• _WHAT TO WORK ON_
Retype each line of the material exactly, please, skipping any picture in it.

• _TASK INPUT_
-- START --
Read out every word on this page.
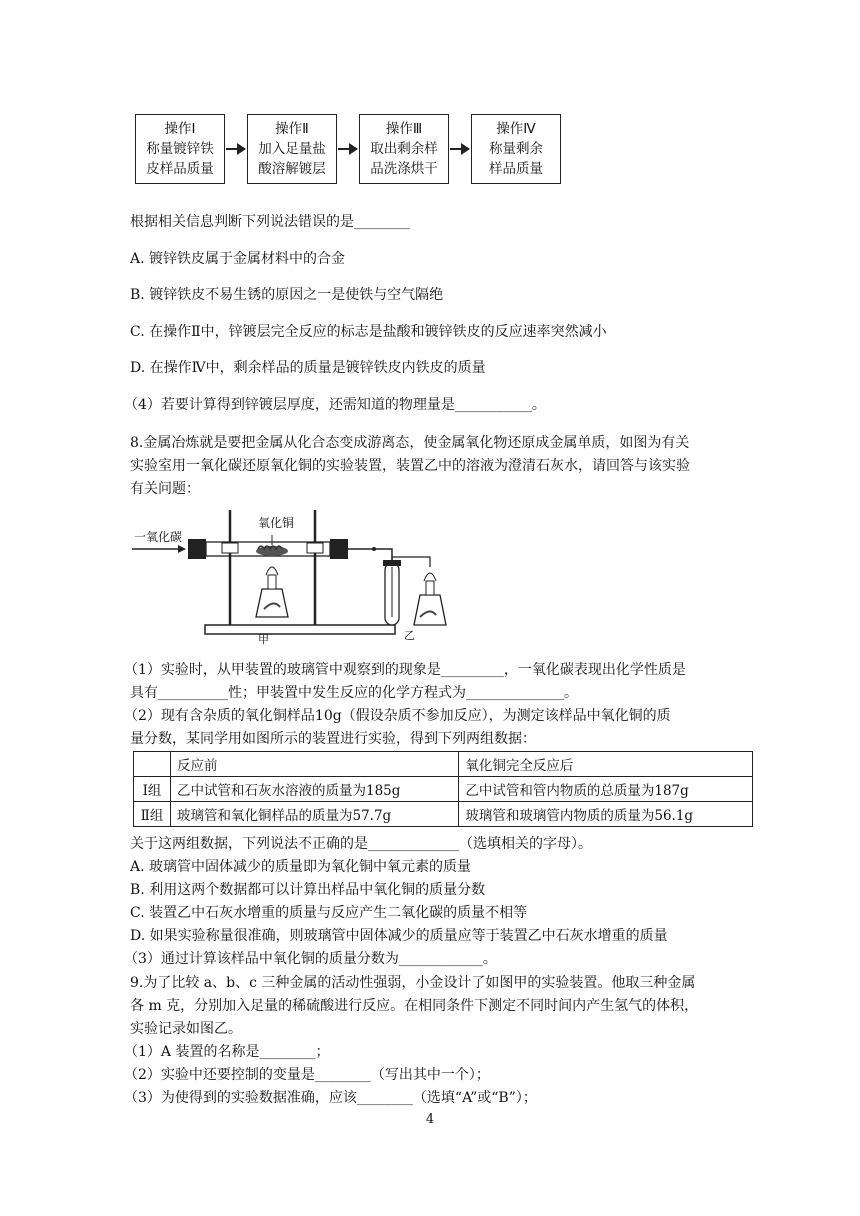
操作Ⅰ
称量镀锌铁
皮样品质量
操作Ⅱ
加入足量盐
酸溶解镀层
操作Ⅲ
取出剩余样
品洗涤烘干
操作Ⅳ
称量剩余
样品质量
根据相关信息判断下列说法错误的是________
A. 镀锌铁皮属于金属材料中的合金
B. 镀锌铁皮不易生锈的原因之一是使铁与空气隔绝
C. 在操作Ⅱ中，锌镀层完全反应的标志是盐酸和镀锌铁皮的反应速率突然减小
D. 在操作Ⅳ中，剩余样品的质量是镀锌铁皮内铁皮的质量
（4）若要计算得到锌镀层厚度，还需知道的物理量是___________。
8.金属冶炼就是要把金属从化合态变成游离态，使金属氧化物还原成金属单质，如图为有关
实验室用一氧化碳还原氧化铜的实验装置，装置乙中的溶液为澄清石灰水，请回答与该实验
有关问题：
一氧化碳
氧化铜
甲	乙
（1）实验时，从甲装置的玻璃管中观察到的现象是_________，一氧化碳表现出化学性质是
具有__________性；甲装置中发生反应的化学方程式为______________。
（2）现有含杂质的氧化铜样品10g（假设杂质不参加反应），为测定该样品中氧化铜的质
量分数，某同学用如图所示的装置进行实验，得到下列两组数据：
	反应前	氧化铜完全反应后
Ⅰ组	乙中试管和石灰水溶液的质量为185g	乙中试管和管内物质的总质量为187g
Ⅱ组	玻璃管和氧化铜样品的质量为57.7g	玻璃管和玻璃管内物质的质量为56.1g
关于这两组数据，下列说法不正确的是_____________（选填相关的字母）。
A. 玻璃管中固体减少的质量即为氧化铜中氧元素的质量
B. 利用这两个数据都可以计算出样品中氧化铜的质量分数
C. 装置乙中石灰水增重的质量与反应产生二氧化碳的质量不相等
D. 如果实验称量很准确，则玻璃管中固体减少的质量应等于装置乙中石灰水增重的质量
（3）通过计算该样品中氧化铜的质量分数为____________。
9.为了比较 a、b、c 三种金属的活动性强弱，小金设计了如图甲的实验装置。他取三种金属
各 m 克，分别加入足量的稀硫酸进行反应。在相同条件下测定不同时间内产生氢气的体积，
实验记录如图乙。
（1）A 装置的名称是________；
（2）实验中还要控制的变量是________（写出其中一个）；
（3）为使得到的实验数据准确，应该________（选填“A”或“B”）；
4
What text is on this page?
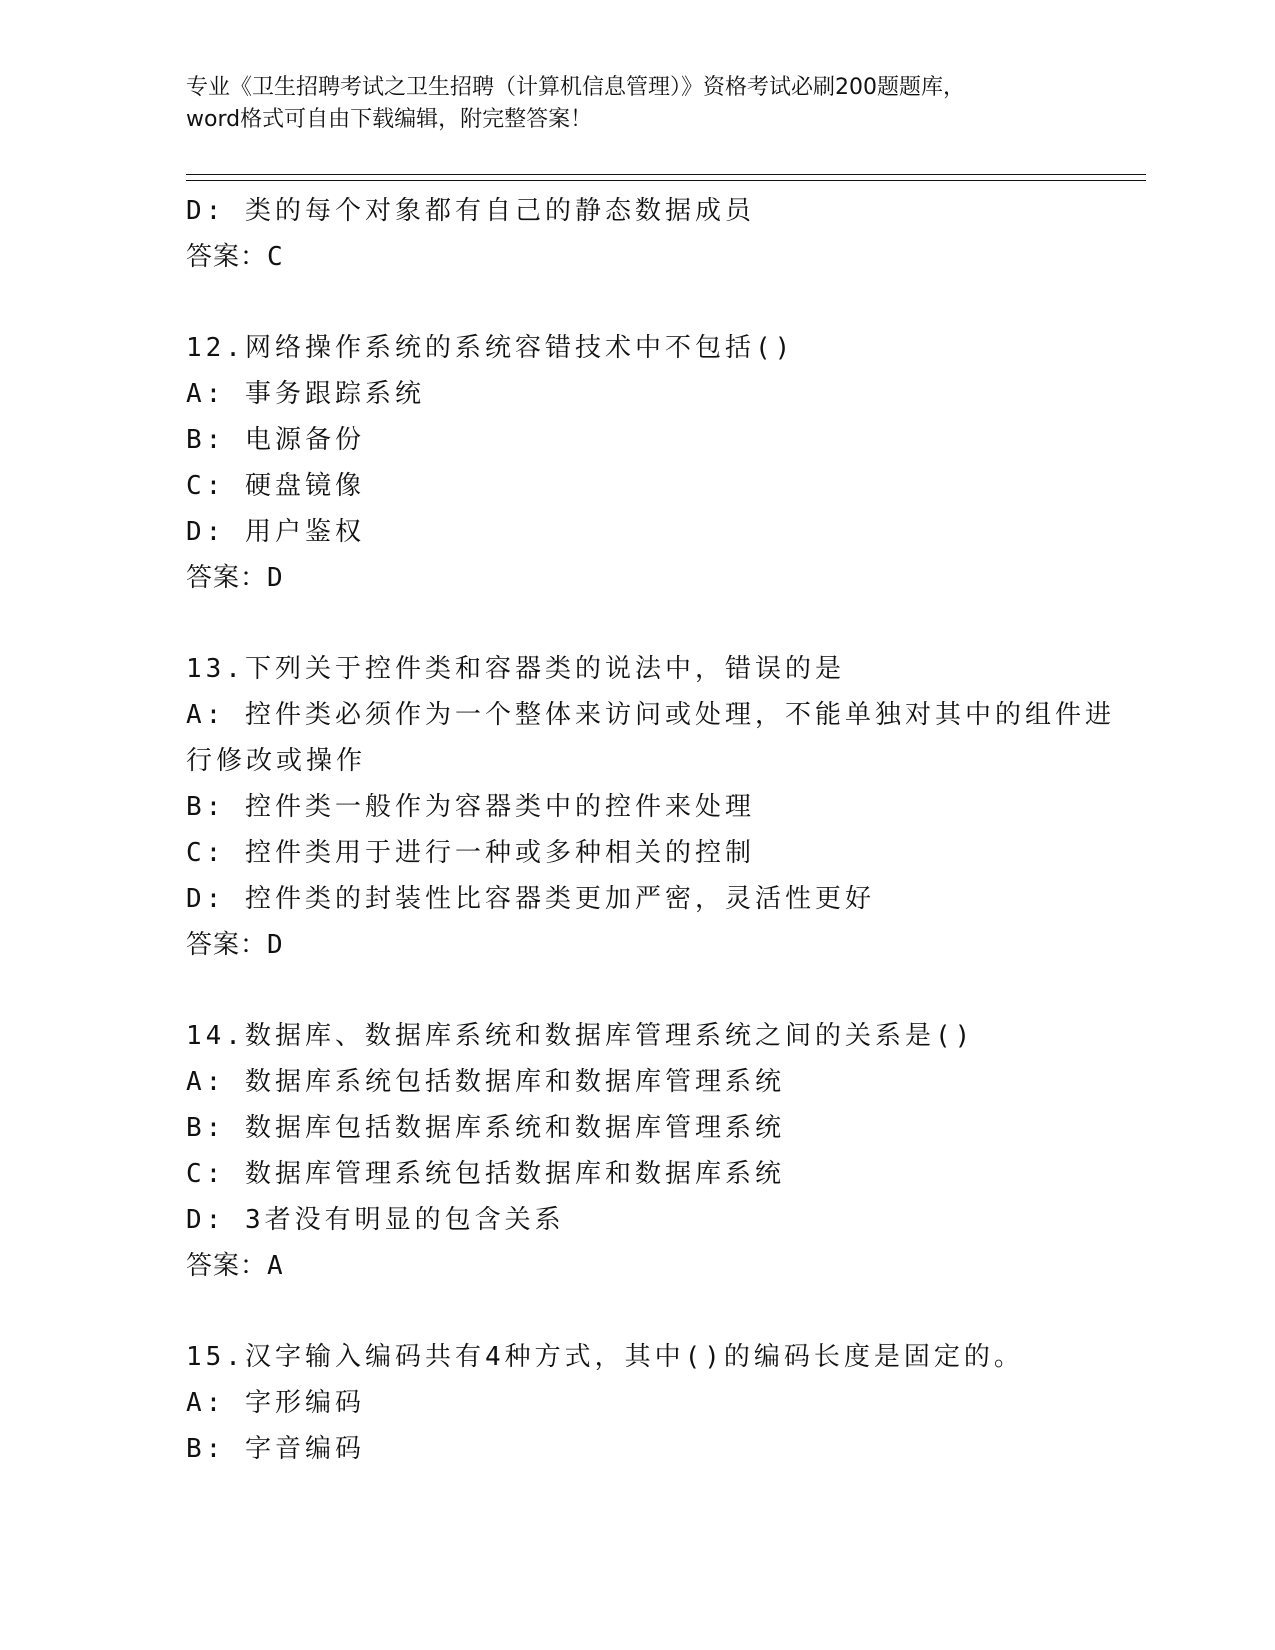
专业《卫生招聘考试之卫生招聘（计算机信息管理）》资格考试必刷200题题库，
word格式可自由下载编辑，附完整答案！
D: 类的每个对象都有自己的静态数据成员
答案：C
12.网络操作系统的系统容错技术中不包括()
A: 事务跟踪系统
B: 电源备份
C: 硬盘镜像
D: 用户鉴权
答案：D
13.下列关于控件类和容器类的说法中，错误的是
A: 控件类必须作为一个整体来访问或处理，不能单独对其中的组件进
行修改或操作
B: 控件类一般作为容器类中的控件来处理
C: 控件类用于进行一种或多种相关的控制
D: 控件类的封装性比容器类更加严密，灵活性更好
答案：D
14.数据库、数据库系统和数据库管理系统之间的关系是()
A: 数据库系统包括数据库和数据库管理系统
B: 数据库包括数据库系统和数据库管理系统
C: 数据库管理系统包括数据库和数据库系统
D: 3者没有明显的包含关系
答案：A
15.汉字输入编码共有4种方式，其中()的编码长度是固定的。
A: 字形编码
B: 字音编码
-- END --
• _TASK RESPONSE_
Read out every word on this page.
操作Ⅰ
称量镀锌铁
皮样品质量
操作Ⅱ
加入足量盐
酸溶解镀层
操作Ⅲ
取出剩余样
品洗涤烘干
操作Ⅳ
称量剩余
样品质量
根据相关信息判断下列说法错误的是________
A. 镀锌铁皮属于金属材料中的合金
B. 镀锌铁皮不易生锈的原因之一是使铁与空气隔绝
C. 在操作Ⅱ中，锌镀层完全反应的标志是盐酸和镀锌铁皮的反应速率突然减小
D. 在操作Ⅳ中，剩余样品的质量是镀锌铁皮内铁皮的质量
（4）若要计算得到锌镀层厚度，还需知道的物理量是___________。
8.金属冶炼就是要把金属从化合态变成游离态，使金属氧化物还原成金属单质，如图为有关
实验室用一氧化碳还原氧化铜的实验装置，装置乙中的溶液为澄清石灰水，请回答与该实验
有关问题：
一氧化碳
氧化铜
甲	乙
（1）实验时，从甲装置的玻璃管中观察到的现象是_________，一氧化碳表现出化学性质是
具有__________性；甲装置中发生反应的化学方程式为______________。
（2）现有含杂质的氧化铜样品10g（假设杂质不参加反应），为测定该样品中氧化铜的质
量分数，某同学用如图所示的装置进行实验，得到下列两组数据：
	反应前	氧化铜完全反应后
Ⅰ组	乙中试管和石灰水溶液的质量为185g	乙中试管和管内物质的总质量为187g
Ⅱ组	玻璃管和氧化铜样品的质量为57.7g	玻璃管和玻璃管内物质的质量为56.1g
关于这两组数据，下列说法不正确的是_____________（选填相关的字母）。
A. 玻璃管中固体减少的质量即为氧化铜中氧元素的质量
B. 利用这两个数据都可以计算出样品中氧化铜的质量分数
C. 装置乙中石灰水增重的质量与反应产生二氧化碳的质量不相等
D. 如果实验称量很准确，则玻璃管中固体减少的质量应等于装置乙中石灰水增重的质量
（3）通过计算该样品中氧化铜的质量分数为____________。
9.为了比较 a、b、c 三种金属的活动性强弱，小金设计了如图甲的实验装置。他取三种金属
各 m 克，分别加入足量的稀硫酸进行反应。在相同条件下测定不同时间内产生氢气的体积，
实验记录如图乙。
（1）A 装置的名称是________；
（2）实验中还要控制的变量是________（写出其中一个）；
（3）为使得到的实验数据准确，应该________（选填“A”或“B”）；
4
What text is on this page?
专业《卫生招聘考试之卫生招聘（计算机信息管理）》资格考试必刷200题题库，
word格式可自由下载编辑，附完整答案！
D: 类的每个对象都有自己的静态数据成员
答案：C
12.网络操作系统的系统容错技术中不包括()
A: 事务跟踪系统
B: 电源备份
C: 硬盘镜像
D: 用户鉴权
答案：D
13.下列关于控件类和容器类的说法中，错误的是
A: 控件类必须作为一个整体来访问或处理，不能单独对其中的组件进
行修改或操作
B: 控件类一般作为容器类中的控件来处理
C: 控件类用于进行一种或多种相关的控制
D: 控件类的封装性比容器类更加严密，灵活性更好
答案：D
14.数据库、数据库系统和数据库管理系统之间的关系是()
A: 数据库系统包括数据库和数据库管理系统
B: 数据库包括数据库系统和数据库管理系统
C: 数据库管理系统包括数据库和数据库系统
D: 3者没有明显的包含关系
答案：A
15.汉字输入编码共有4种方式，其中()的编码长度是固定的。
A: 字形编码
B: 字音编码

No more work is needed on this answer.